Records ->
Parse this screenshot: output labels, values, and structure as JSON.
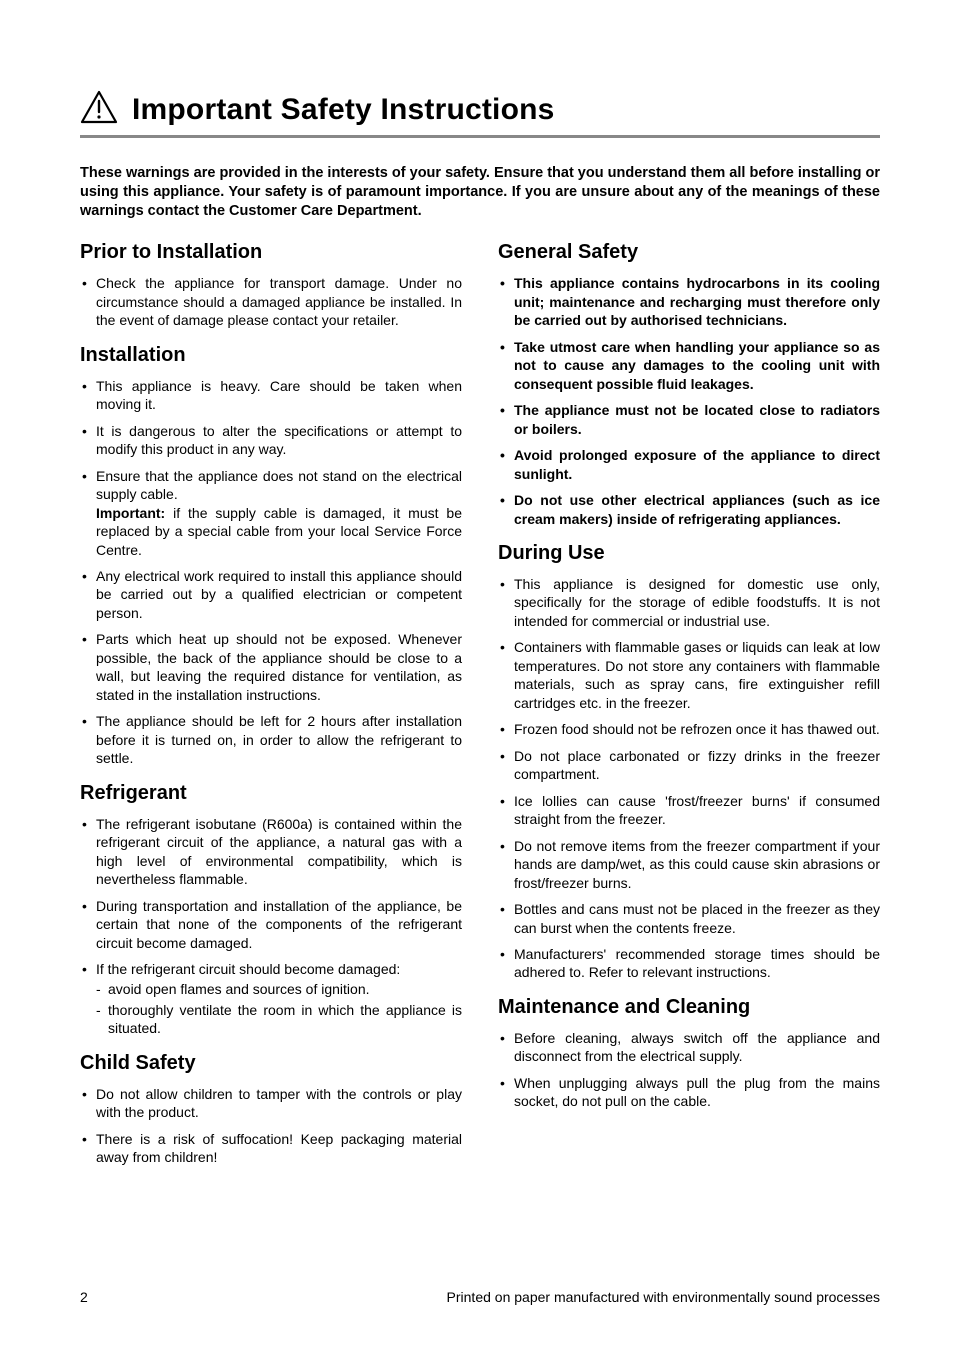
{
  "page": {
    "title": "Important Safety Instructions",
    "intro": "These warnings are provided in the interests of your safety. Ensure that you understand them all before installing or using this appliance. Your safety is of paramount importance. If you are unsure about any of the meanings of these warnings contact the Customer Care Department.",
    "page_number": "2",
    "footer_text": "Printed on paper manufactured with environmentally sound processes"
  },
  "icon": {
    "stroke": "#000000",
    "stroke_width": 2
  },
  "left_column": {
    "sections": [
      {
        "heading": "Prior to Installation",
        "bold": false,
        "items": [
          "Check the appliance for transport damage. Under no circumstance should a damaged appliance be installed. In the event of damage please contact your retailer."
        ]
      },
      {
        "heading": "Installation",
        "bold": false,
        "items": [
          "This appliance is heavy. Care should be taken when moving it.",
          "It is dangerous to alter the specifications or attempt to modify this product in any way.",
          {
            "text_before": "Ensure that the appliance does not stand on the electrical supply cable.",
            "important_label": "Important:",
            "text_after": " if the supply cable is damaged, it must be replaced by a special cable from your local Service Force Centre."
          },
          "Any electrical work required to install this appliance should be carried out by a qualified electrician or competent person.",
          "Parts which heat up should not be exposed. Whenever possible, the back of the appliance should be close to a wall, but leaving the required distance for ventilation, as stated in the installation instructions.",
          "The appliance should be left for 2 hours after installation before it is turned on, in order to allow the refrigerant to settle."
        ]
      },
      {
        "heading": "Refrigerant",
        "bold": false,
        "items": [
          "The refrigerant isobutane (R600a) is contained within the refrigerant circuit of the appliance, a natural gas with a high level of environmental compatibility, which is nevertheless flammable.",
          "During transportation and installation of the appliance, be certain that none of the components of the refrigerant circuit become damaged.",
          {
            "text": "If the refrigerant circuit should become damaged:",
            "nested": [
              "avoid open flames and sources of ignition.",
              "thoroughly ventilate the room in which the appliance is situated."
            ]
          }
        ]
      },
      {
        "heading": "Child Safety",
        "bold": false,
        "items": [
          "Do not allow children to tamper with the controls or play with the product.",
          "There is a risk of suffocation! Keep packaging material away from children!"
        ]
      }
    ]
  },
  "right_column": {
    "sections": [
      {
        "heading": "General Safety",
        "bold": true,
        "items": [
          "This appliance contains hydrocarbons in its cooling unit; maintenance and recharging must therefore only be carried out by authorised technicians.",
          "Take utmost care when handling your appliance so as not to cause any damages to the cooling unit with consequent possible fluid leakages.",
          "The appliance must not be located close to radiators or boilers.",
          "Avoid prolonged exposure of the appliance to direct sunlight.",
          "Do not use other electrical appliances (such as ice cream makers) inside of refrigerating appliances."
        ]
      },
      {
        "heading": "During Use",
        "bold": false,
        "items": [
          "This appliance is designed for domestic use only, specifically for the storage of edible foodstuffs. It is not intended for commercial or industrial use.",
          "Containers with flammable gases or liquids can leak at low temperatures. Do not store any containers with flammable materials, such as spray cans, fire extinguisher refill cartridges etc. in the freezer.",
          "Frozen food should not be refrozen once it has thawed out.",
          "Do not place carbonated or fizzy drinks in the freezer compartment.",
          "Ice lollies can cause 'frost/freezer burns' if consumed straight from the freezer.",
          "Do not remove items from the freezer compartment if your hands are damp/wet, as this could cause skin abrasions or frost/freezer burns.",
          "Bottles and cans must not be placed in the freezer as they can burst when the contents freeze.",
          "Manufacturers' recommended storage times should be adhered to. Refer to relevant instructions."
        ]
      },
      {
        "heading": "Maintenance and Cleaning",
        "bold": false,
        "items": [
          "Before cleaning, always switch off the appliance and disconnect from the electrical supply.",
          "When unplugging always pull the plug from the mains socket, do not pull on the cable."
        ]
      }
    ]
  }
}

WHAT THE EXERCISE ASKS -> Spot every line that holds "such" and copy it.

ANSWER TO THE EXERCISE ->
          "Do not use other electrical appliances (such as ice cream makers) inside of refrigerating appliances."
          "Containers with flammable gases or liquids can leak at low temperatures. Do not store any containers with flammable materials, such as spray cans, fire extinguisher refill cartridges etc. in the freezer.",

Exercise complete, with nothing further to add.